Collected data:
────

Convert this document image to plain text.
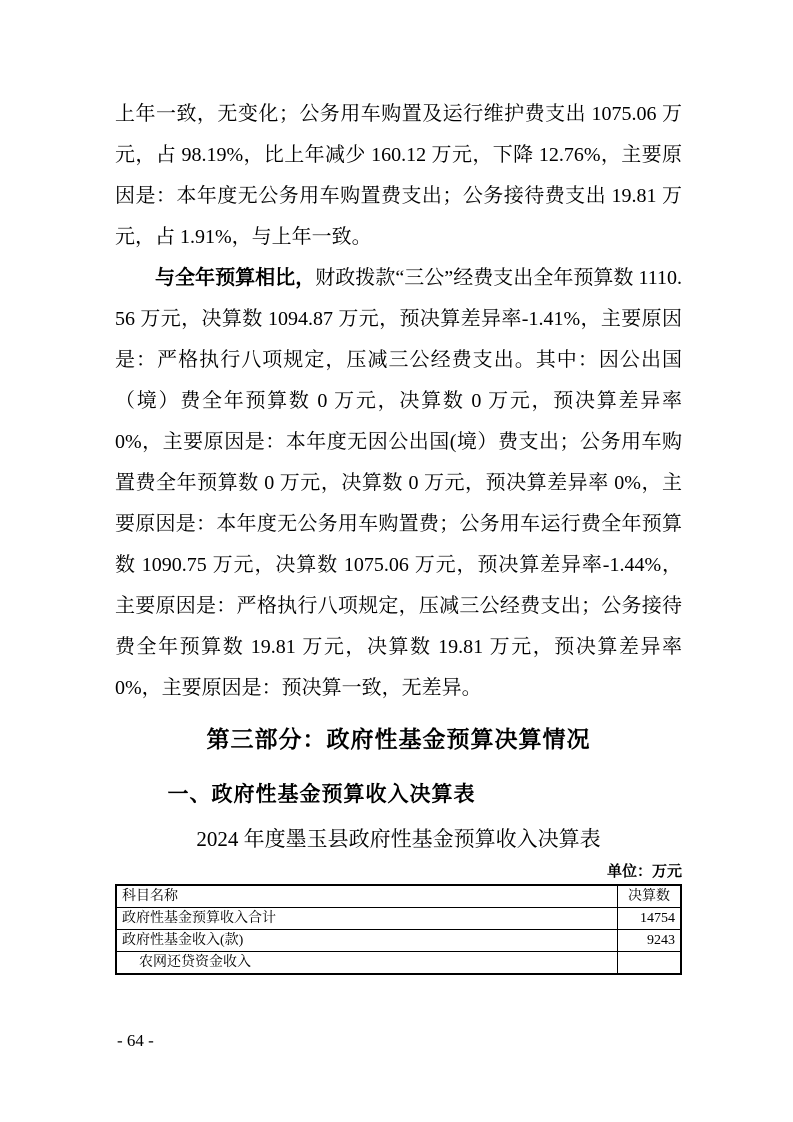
上年一致，无变化；公务用车购置及运行维护费支出 1075.06 万元，占 98.19%，比上年减少 160.12 万元，下降 12.76%，主要原因是：本年度无公务用车购置费支出；公务接待费支出 19.81 万元，占 1.91%，与上年一致。

与全年预算相比，财政拨款“三公”经费支出全年预算数 1110.56 万元，决算数 1094.87 万元，预决算差异率-1.41%，主要原因是：严格执行八项规定，压减三公经费支出。其中：因公出国（境）费全年预算数 0 万元，决算数 0 万元，预决算差异率 0%，主要原因是：本年度无因公出国(境）费支出；公务用车购置费全年预算数 0 万元，决算数 0 万元，预决算差异率 0%，主要原因是：本年度无公务用车购置费；公务用车运行费全年预算数 1090.75 万元，决算数 1075.06 万元，预决算差异率-1.44%，主要原因是：严格执行八项规定，压减三公经费支出；公务接待费全年预算数 19.81 万元，决算数 19.81 万元，预决算差异率 0%，主要原因是：预决算一致，无差异。

第三部分：政府性基金预算决算情况
一、政府性基金预算收入决算表
2024 年度墨玉县政府性基金预算收入决算表
单位：万元
科目名称	决算数
政府性基金预算收入合计	14754
政府性基金收入(款)	9243
农网还贷资金收入	
- 64 -
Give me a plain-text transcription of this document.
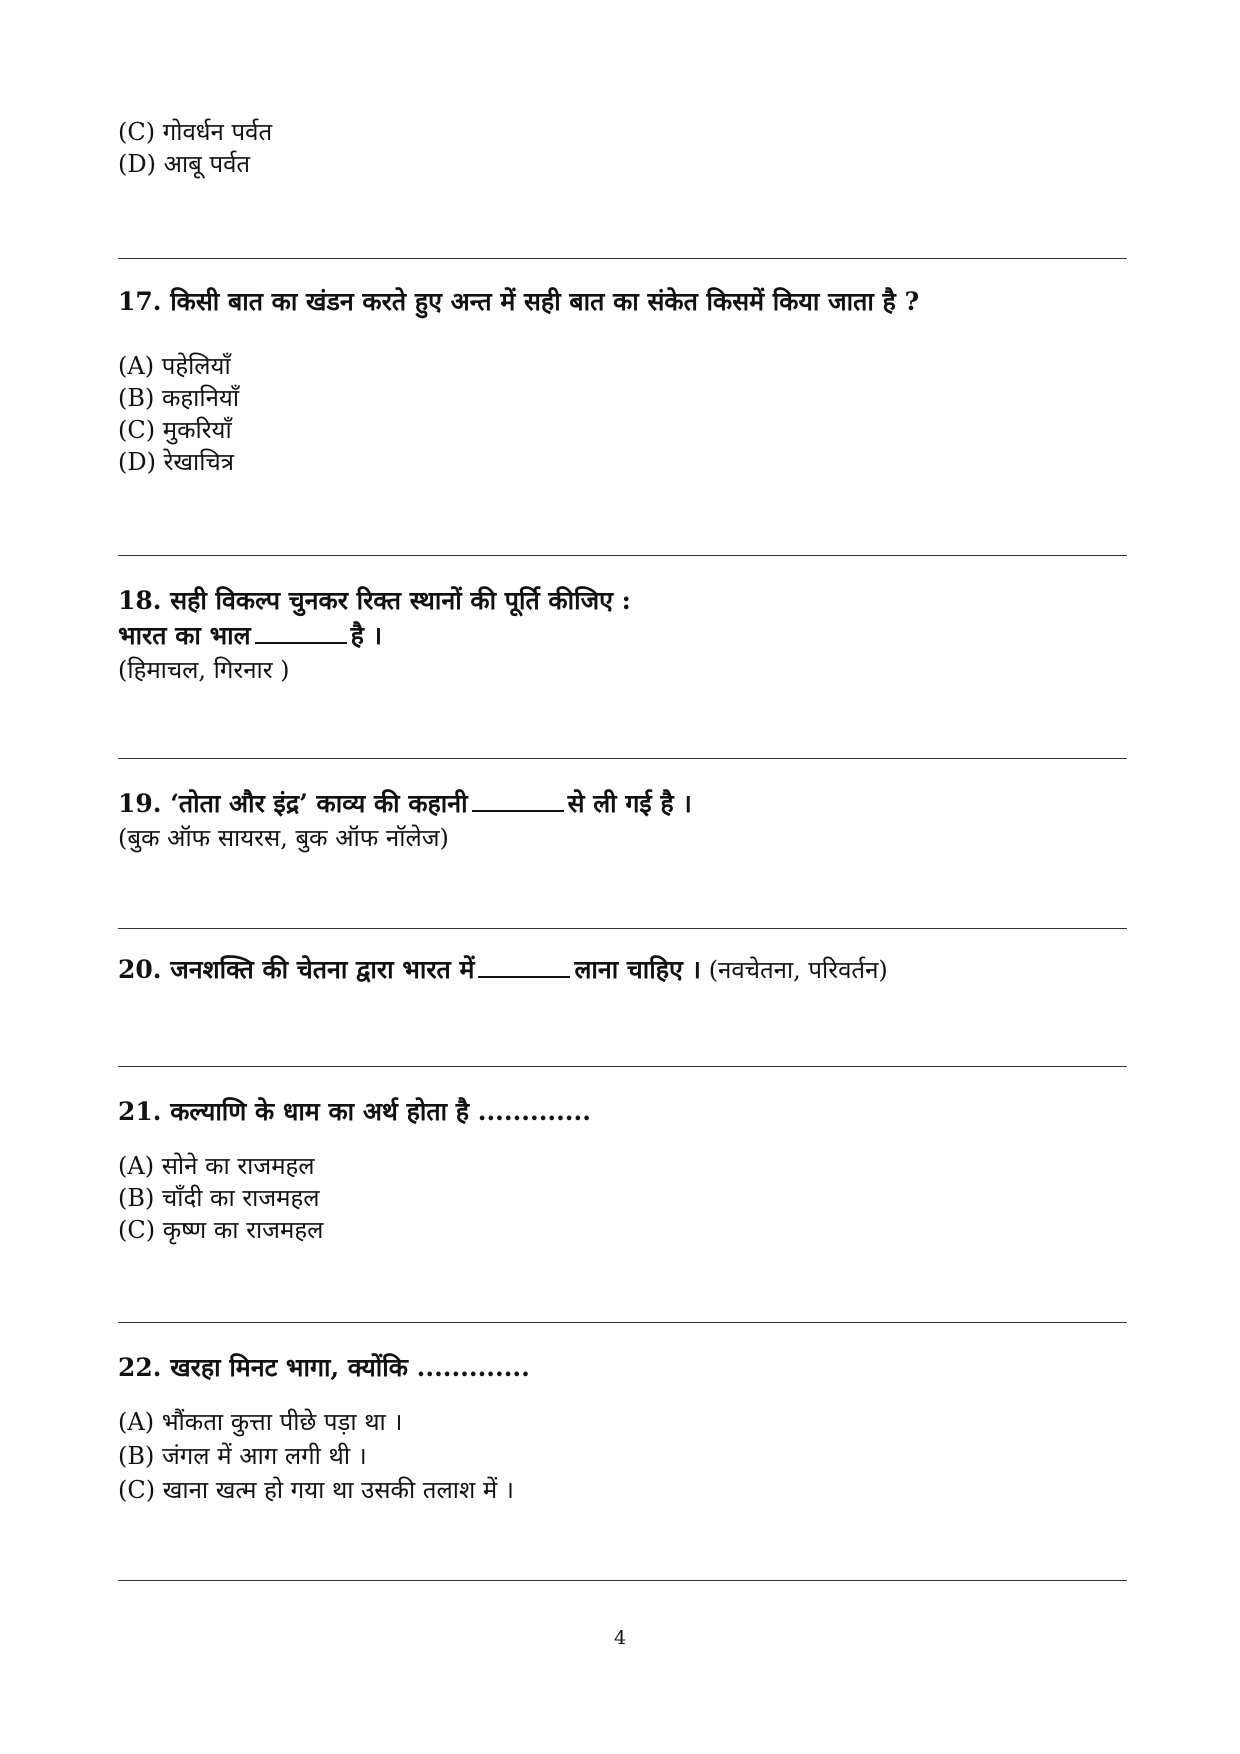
(C) गोवर्धन पर्वत
(D) आबू पर्वत
17. किसी बात का खंडन करते हुए अन्त में सही बात का संकेत किसमें किया जाता है ?
(A) पहेलियाँ
(B) कहानियाँ
(C) मुकरियाँ
(D) रेखाचित्र
18. सही विकल्प चुनकर रिक्त स्थानों की पूर्ति कीजिए :
भारत का भाल	है ।
(हिमाचल, गिरनार )
19. ‘तोता और इंद्र’ काव्य की कहानी	से ली गई है ।
(बुक ऑफ सायरस, बुक ऑफ नॉलेज)
20. जनशक्ति की चेतना द्वारा भारत में	लाना चाहिए । (नवचेतना, परिवर्तन)
21. कल्याणि के धाम का अर्थ होता है .............
(A) सोने का राजमहल
(B) चाँदी का राजमहल
(C) कृष्ण का राजमहल
22. खरहा मिनट भागा, क्योंकि .............
(A) भौंकता कुत्ता पीछे पड़ा था ।
(B) जंगल में आग लगी थी ।
(C) खाना खत्म हो गया था उसकी तलाश में ।
4
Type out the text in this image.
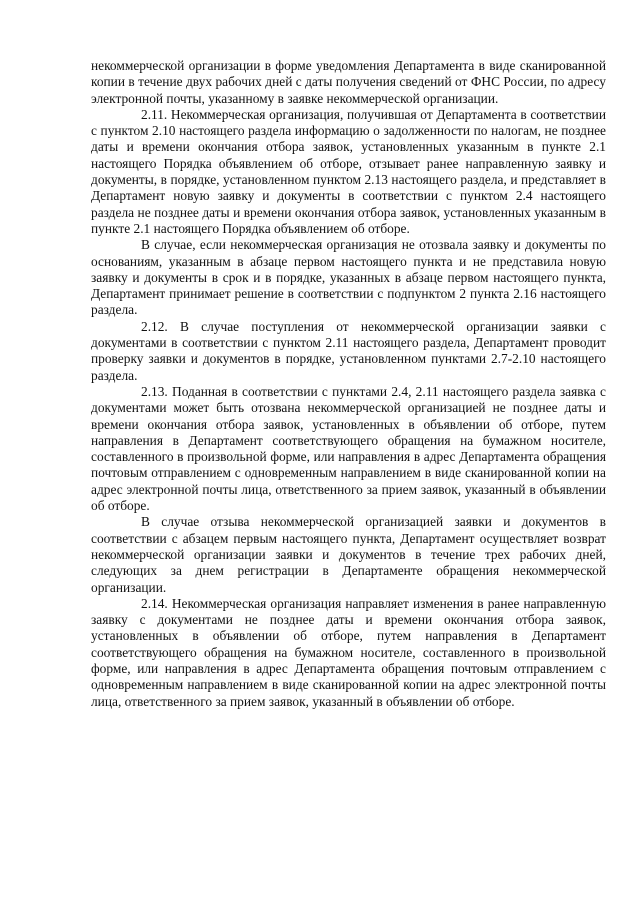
некоммерческой организации в форме уведомления Департамента в виде сканированной копии в течение двух рабочих дней с даты получения сведений от ФНС России, по адресу электронной почты, указанному в заявке некоммерческой организации.

2.11. Некоммерческая организация, получившая от Департамента в соответствии с пунктом 2.10 настоящего раздела информацию о задолженности по налогам, не позднее даты и времени окончания отбора заявок, установленных указанным в пункте 2.1 настоящего Порядка объявлением об отборе, отзывает ранее направленную заявку и документы, в порядке, установленном пунктом 2.13 настоящего раздела, и представляет в Департамент новую заявку и документы в соответствии с пунктом 2.4 настоящего раздела не позднее даты и времени окончания отбора заявок, установленных указанным в пункте 2.1 настоящего Порядка объявлением об отборе.

В случае, если некоммерческая организация не отозвала заявку и документы по основаниям, указанным в абзаце первом настоящего пункта и не представила новую заявку и документы в срок и в порядке, указанных в абзаце первом настоящего пункта, Департамент принимает решение в соответствии с подпунктом 2 пункта 2.16 настоящего раздела.

2.12. В случае поступления от некоммерческой организации заявки с документами в соответствии с пунктом 2.11 настоящего раздела, Департамент проводит проверку заявки и документов в порядке, установленном пунктами 2.7-2.10 настоящего раздела.

2.13. Поданная в соответствии с пунктами 2.4, 2.11 настоящего раздела заявка с документами может быть отозвана некоммерческой организацией не позднее даты и времени окончания отбора заявок, установленных в объявлении об отборе, путем направления в Департамент соответствующего обращения на бумажном носителе, составленного в произвольной форме, или направления в адрес Департамента обращения почтовым отправлением с одновременным направлением в виде сканированной копии на адрес электронной почты лица, ответственного за прием заявок, указанный в объявлении об отборе.

В случае отзыва некоммерческой организацией заявки и документов в соответствии с абзацем первым настоящего пункта, Департамент осуществляет возврат некоммерческой организации заявки и документов в течение трех рабочих дней, следующих за днем регистрации в Департаменте обращения некоммерческой организации.

2.14. Некоммерческая организация направляет изменения в ранее направленную заявку с документами не позднее даты и времени окончания отбора заявок, установленных в объявлении об отборе, путем направления в Департамент соответствующего обращения на бумажном носителе, составленного в произвольной форме, или направления в адрес Департамента обращения почтовым отправлением с одновременным направлением в виде сканированной копии на адрес электронной почты лица, ответственного за прием заявок, указанный в объявлении об отборе.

────

**WORK INSTRUCTIONS**:
Quote the material word for word, dropping any images it holds.

**SOLUTION FOR THIS PROBLEM**:
Convert this document image to plain text.
上年一致，无变化；公务用车购置及运行维护费支出 1075.06 万元，占 98.19%，比上年减少 160.12 万元，下降 12.76%，主要原因是：本年度无公务用车购置费支出；公务接待费支出 19.81 万元，占 1.91%，与上年一致。

与全年预算相比，财政拨款“三公”经费支出全年预算数 1110.56 万元，决算数 1094.87 万元，预决算差异率-1.41%，主要原因是：严格执行八项规定，压减三公经费支出。其中：因公出国（境）费全年预算数 0 万元，决算数 0 万元，预决算差异率 0%，主要原因是：本年度无因公出国(境）费支出；公务用车购置费全年预算数 0 万元，决算数 0 万元，预决算差异率 0%，主要原因是：本年度无公务用车购置费；公务用车运行费全年预算数 1090.75 万元，决算数 1075.06 万元，预决算差异率-1.44%，主要原因是：严格执行八项规定，压减三公经费支出；公务接待费全年预算数 19.81 万元，决算数 19.81 万元，预决算差异率 0%，主要原因是：预决算一致，无差异。

第三部分：政府性基金预算决算情况
一、政府性基金预算收入决算表
2024 年度墨玉县政府性基金预算收入决算表
单位：万元
科目名称	决算数
政府性基金预算收入合计	14754
政府性基金收入(款)	9243
农网还贷资金收入	
- 64 -
Give me a plain-text transcription of this document.
(C) गोवर्धन पर्वत
(D) आबू पर्वत
17. किसी बात का खंडन करते हुए अन्त में सही बात का संकेत किसमें किया जाता है ?
(A) पहेलियाँ
(B) कहानियाँ
(C) मुकरियाँ
(D) रेखाचित्र
18. सही विकल्प चुनकर रिक्त स्थानों की पूर्ति कीजिए :
भारत का भाल	है ।
(हिमाचल, गिरनार )
19. ‘तोता और इंद्र’ काव्य की कहानी	से ली गई है ।
(बुक ऑफ सायरस, बुक ऑफ नॉलेज)
20. जनशक्ति की चेतना द्वारा भारत में	लाना चाहिए । (नवचेतना, परिवर्तन)
21. कल्याणि के धाम का अर्थ होता है .............
(A) सोने का राजमहल
(B) चाँदी का राजमहल
(C) कृष्ण का राजमहल
22. खरहा मिनट भागा, क्योंकि .............
(A) भौंकता कुत्ता पीछे पड़ा था ।
(B) जंगल में आग लगी थी ।
(C) खाना खत्म हो गया था उसकी तलाश में ।
4
Type out the text in this image.
некоммерческой организации в форме уведомления Департамента в виде сканированной копии в течение двух рабочих дней с даты получения сведений от ФНС России, по адресу электронной почты, указанному в заявке некоммерческой организации.

2.11. Некоммерческая организация, получившая от Департамента в соответствии с пунктом 2.10 настоящего раздела информацию о задолженности по налогам, не позднее даты и времени окончания отбора заявок, установленных указанным в пункте 2.1 настоящего Порядка объявлением об отборе, отзывает ранее направленную заявку и документы, в порядке, установленном пунктом 2.13 настоящего раздела, и представляет в Департамент новую заявку и документы в соответствии с пунктом 2.4 настоящего раздела не позднее даты и времени окончания отбора заявок, установленных указанным в пункте 2.1 настоящего Порядка объявлением об отборе.

В случае, если некоммерческая организация не отозвала заявку и документы по основаниям, указанным в абзаце первом настоящего пункта и не представила новую заявку и документы в срок и в порядке, указанных в абзаце первом настоящего пункта, Департамент принимает решение в соответствии с подпунктом 2 пункта 2.16 настоящего раздела.

2.12. В случае поступления от некоммерческой организации заявки с документами в соответствии с пунктом 2.11 настоящего раздела, Департамент проводит проверку заявки и документов в порядке, установленном пунктами 2.7-2.10 настоящего раздела.

2.13. Поданная в соответствии с пунктами 2.4, 2.11 настоящего раздела заявка с документами может быть отозвана некоммерческой организацией не позднее даты и времени окончания отбора заявок, установленных в объявлении об отборе, путем направления в Департамент соответствующего обращения на бумажном носителе, составленного в произвольной форме, или направления в адрес Департамента обращения почтовым отправлением с одновременным направлением в виде сканированной копии на адрес электронной почты лица, ответственного за прием заявок, указанный в объявлении об отборе.

В случае отзыва некоммерческой организацией заявки и документов в соответствии с абзацем первым настоящего пункта, Департамент осуществляет возврат некоммерческой организации заявки и документов в течение трех рабочих дней, следующих за днем регистрации в Департаменте обращения некоммерческой организации.

2.14. Некоммерческая организация направляет изменения в ранее направленную заявку с документами не позднее даты и времени окончания отбора заявок, установленных в объявлении об отборе, путем направления в Департамент соответствующего обращения на бумажном носителе, составленного в произвольной форме, или направления в адрес Департамента обращения почтовым отправлением с одновременным направлением в виде сканированной копии на адрес электронной почты лица, ответственного за прием заявок, указанный в объявлении об отборе.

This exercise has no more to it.